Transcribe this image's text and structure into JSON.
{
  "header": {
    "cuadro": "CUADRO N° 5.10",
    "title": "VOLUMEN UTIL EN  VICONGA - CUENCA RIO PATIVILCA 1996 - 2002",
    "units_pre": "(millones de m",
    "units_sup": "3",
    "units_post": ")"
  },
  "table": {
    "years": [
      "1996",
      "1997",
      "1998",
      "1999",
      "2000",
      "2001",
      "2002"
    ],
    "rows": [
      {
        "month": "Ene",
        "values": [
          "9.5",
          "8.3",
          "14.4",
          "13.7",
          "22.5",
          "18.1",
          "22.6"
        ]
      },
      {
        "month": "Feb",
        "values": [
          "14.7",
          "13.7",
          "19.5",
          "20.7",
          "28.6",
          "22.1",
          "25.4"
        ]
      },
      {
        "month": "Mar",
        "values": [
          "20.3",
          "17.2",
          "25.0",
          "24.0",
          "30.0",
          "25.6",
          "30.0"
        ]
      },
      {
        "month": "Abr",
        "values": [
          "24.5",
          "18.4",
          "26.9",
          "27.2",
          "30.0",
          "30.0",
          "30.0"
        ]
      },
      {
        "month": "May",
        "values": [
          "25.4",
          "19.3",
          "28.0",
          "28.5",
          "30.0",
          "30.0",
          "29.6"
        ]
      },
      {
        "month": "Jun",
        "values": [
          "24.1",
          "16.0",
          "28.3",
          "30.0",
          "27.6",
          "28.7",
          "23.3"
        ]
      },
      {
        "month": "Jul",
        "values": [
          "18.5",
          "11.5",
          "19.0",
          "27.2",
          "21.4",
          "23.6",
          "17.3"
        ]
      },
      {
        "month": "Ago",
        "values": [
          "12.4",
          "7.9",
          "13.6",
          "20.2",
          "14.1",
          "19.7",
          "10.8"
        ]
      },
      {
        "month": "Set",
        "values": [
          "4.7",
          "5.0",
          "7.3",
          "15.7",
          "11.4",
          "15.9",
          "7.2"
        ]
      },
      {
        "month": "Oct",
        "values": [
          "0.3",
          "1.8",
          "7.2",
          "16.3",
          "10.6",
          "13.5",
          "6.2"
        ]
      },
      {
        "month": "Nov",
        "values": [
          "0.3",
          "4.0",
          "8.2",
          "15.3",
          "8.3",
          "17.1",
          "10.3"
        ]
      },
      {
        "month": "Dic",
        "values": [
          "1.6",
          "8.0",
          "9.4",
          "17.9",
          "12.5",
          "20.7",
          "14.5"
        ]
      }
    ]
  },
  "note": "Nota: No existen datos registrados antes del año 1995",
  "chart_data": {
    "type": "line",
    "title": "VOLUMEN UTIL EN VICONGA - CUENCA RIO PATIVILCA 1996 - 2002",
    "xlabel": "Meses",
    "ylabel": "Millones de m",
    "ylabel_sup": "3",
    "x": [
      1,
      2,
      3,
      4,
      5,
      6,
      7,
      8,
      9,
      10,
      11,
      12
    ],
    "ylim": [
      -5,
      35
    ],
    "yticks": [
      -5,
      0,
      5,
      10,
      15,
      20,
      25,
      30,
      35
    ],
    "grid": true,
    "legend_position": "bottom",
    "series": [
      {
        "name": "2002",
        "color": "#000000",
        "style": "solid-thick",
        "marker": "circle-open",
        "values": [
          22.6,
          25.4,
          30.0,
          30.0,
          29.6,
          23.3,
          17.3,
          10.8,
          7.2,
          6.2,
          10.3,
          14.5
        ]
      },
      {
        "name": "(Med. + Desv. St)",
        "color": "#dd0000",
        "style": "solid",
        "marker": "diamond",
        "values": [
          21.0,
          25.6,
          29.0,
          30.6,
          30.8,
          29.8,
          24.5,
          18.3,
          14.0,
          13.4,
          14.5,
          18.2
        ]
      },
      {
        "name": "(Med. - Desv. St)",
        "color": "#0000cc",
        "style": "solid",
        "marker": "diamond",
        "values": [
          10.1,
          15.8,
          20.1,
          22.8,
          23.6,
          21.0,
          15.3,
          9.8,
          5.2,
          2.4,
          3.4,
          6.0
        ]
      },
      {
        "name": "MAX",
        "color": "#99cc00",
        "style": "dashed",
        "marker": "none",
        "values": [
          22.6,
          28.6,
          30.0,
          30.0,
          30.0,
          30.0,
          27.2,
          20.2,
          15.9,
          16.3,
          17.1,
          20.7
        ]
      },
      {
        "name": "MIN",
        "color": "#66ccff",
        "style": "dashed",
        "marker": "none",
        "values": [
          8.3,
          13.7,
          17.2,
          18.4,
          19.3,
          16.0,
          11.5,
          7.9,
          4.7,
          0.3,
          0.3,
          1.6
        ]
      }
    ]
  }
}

• • • •

- [What is asked]: Repeat the entries above exactly, leaving nothing out.

- [Result of this exercise]:
Transcribe this image's text and structure into JSON.
{
  "header": {
    "cuadro": "CUADRO N° 5.10",
    "title": "VOLUMEN UTIL EN  VICONGA - CUENCA RIO PATIVILCA 1996 - 2002",
    "units_pre": "(millones de m",
    "units_sup": "3",
    "units_post": ")"
  },
  "table": {
    "years": [
      "1996",
      "1997",
      "1998",
      "1999",
      "2000",
      "2001",
      "2002"
    ],
    "rows": [
      {
        "month": "Ene",
        "values": [
          "9.5",
          "8.3",
          "14.4",
          "13.7",
          "22.5",
          "18.1",
          "22.6"
        ]
      },
      {
        "month": "Feb",
        "values": [
          "14.7",
          "13.7",
          "19.5",
          "20.7",
          "28.6",
          "22.1",
          "25.4"
        ]
      },
      {
        "month": "Mar",
        "values": [
          "20.3",
          "17.2",
          "25.0",
          "24.0",
          "30.0",
          "25.6",
          "30.0"
        ]
      },
      {
        "month": "Abr",
        "values": [
          "24.5",
          "18.4",
          "26.9",
          "27.2",
          "30.0",
          "30.0",
          "30.0"
        ]
      },
      {
        "month": "May",
        "values": [
          "25.4",
          "19.3",
          "28.0",
          "28.5",
          "30.0",
          "30.0",
          "29.6"
        ]
      },
      {
        "month": "Jun",
        "values": [
          "24.1",
          "16.0",
          "28.3",
          "30.0",
          "27.6",
          "28.7",
          "23.3"
        ]
      },
      {
        "month": "Jul",
        "values": [
          "18.5",
          "11.5",
          "19.0",
          "27.2",
          "21.4",
          "23.6",
          "17.3"
        ]
      },
      {
        "month": "Ago",
        "values": [
          "12.4",
          "7.9",
          "13.6",
          "20.2",
          "14.1",
          "19.7",
          "10.8"
        ]
      },
      {
        "month": "Set",
        "values": [
          "4.7",
          "5.0",
          "7.3",
          "15.7",
          "11.4",
          "15.9",
          "7.2"
        ]
      },
      {
        "month": "Oct",
        "values": [
          "0.3",
          "1.8",
          "7.2",
          "16.3",
          "10.6",
          "13.5",
          "6.2"
        ]
      },
      {
        "month": "Nov",
        "values": [
          "0.3",
          "4.0",
          "8.2",
          "15.3",
          "8.3",
          "17.1",
          "10.3"
        ]
      },
      {
        "month": "Dic",
        "values": [
          "1.6",
          "8.0",
          "9.4",
          "17.9",
          "12.5",
          "20.7",
          "14.5"
        ]
      }
    ]
  },
  "note": "Nota: No existen datos registrados antes del año 1995",
  "chart_data": {
    "type": "line",
    "title": "VOLUMEN UTIL EN VICONGA - CUENCA RIO PATIVILCA 1996 - 2002",
    "xlabel": "Meses",
    "ylabel": "Millones de m",
    "ylabel_sup": "3",
    "x": [
      1,
      2,
      3,
      4,
      5,
      6,
      7,
      8,
      9,
      10,
      11,
      12
    ],
    "ylim": [
      -5,
      35
    ],
    "yticks": [
      -5,
      0,
      5,
      10,
      15,
      20,
      25,
      30,
      35
    ],
    "grid": true,
    "legend_position": "bottom",
    "series": [
      {
        "name": "2002",
        "color": "#000000",
        "style": "solid-thick",
        "marker": "circle-open",
        "values": [
          22.6,
          25.4,
          30.0,
          30.0,
          29.6,
          23.3,
          17.3,
          10.8,
          7.2,
          6.2,
          10.3,
          14.5
        ]
      },
      {
        "name": "(Med. + Desv. St)",
        "color": "#dd0000",
        "style": "solid",
        "marker": "diamond",
        "values": [
          21.0,
          25.6,
          29.0,
          30.6,
          30.8,
          29.8,
          24.5,
          18.3,
          14.0,
          13.4,
          14.5,
          18.2
        ]
      },
      {
        "name": "(Med. - Desv. St)",
        "color": "#0000cc",
        "style": "solid",
        "marker": "diamond",
        "values": [
          10.1,
          15.8,
          20.1,
          22.8,
          23.6,
          21.0,
          15.3,
          9.8,
          5.2,
          2.4,
          3.4,
          6.0
        ]
      },
      {
        "name": "MAX",
        "color": "#99cc00",
        "style": "dashed",
        "marker": "none",
        "values": [
          22.6,
          28.6,
          30.0,
          30.0,
          30.0,
          30.0,
          27.2,
          20.2,
          15.9,
          16.3,
          17.1,
          20.7
        ]
      },
      {
        "name": "MIN",
        "color": "#66ccff",
        "style": "dashed",
        "marker": "none",
        "values": [
          8.3,
          13.7,
          17.2,
          18.4,
          19.3,
          16.0,
          11.5,
          7.9,
          4.7,
          0.3,
          0.3,
          1.6
        ]
      }
    ]
  }
}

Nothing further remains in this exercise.